Dataset listings of figures
********************
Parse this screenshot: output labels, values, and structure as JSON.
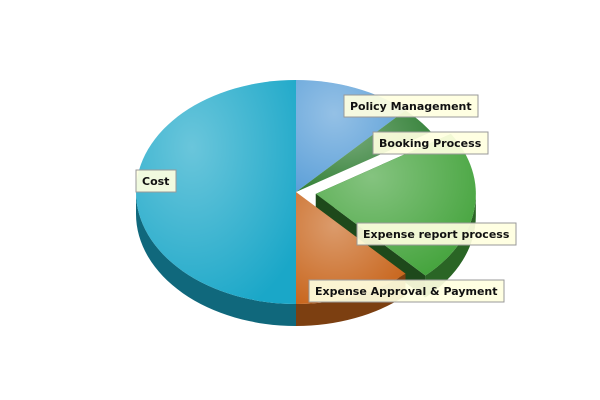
{
  "chart_data": {
    "type": "pie",
    "three_d": true,
    "exploded": "Expense report process",
    "title": "",
    "slices": [
      {
        "label": "Policy Management",
        "value": 12,
        "color": "#5b9fd8"
      },
      {
        "label": "Booking Process",
        "value": 4,
        "color": "#2e7d32"
      },
      {
        "label": "Expense report process",
        "value": 22,
        "color": "#43a33b"
      },
      {
        "label": "Expense Approval & Payment",
        "value": 12,
        "color": "#c8651c"
      },
      {
        "label": "Cost",
        "value": 50,
        "color": "#1aa7c8"
      }
    ]
  }
}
********************
Transcribe the records above exactly, omitting every picture they contain.

*Expected answer:*
Parse this screenshot: output labels, values, and structure as JSON.
{
  "chart_data": {
    "type": "pie",
    "three_d": true,
    "exploded": "Expense report process",
    "title": "",
    "slices": [
      {
        "label": "Policy Management",
        "value": 12,
        "color": "#5b9fd8"
      },
      {
        "label": "Booking Process",
        "value": 4,
        "color": "#2e7d32"
      },
      {
        "label": "Expense report process",
        "value": 22,
        "color": "#43a33b"
      },
      {
        "label": "Expense Approval & Payment",
        "value": 12,
        "color": "#c8651c"
      },
      {
        "label": "Cost",
        "value": 50,
        "color": "#1aa7c8"
      }
    ]
  }
}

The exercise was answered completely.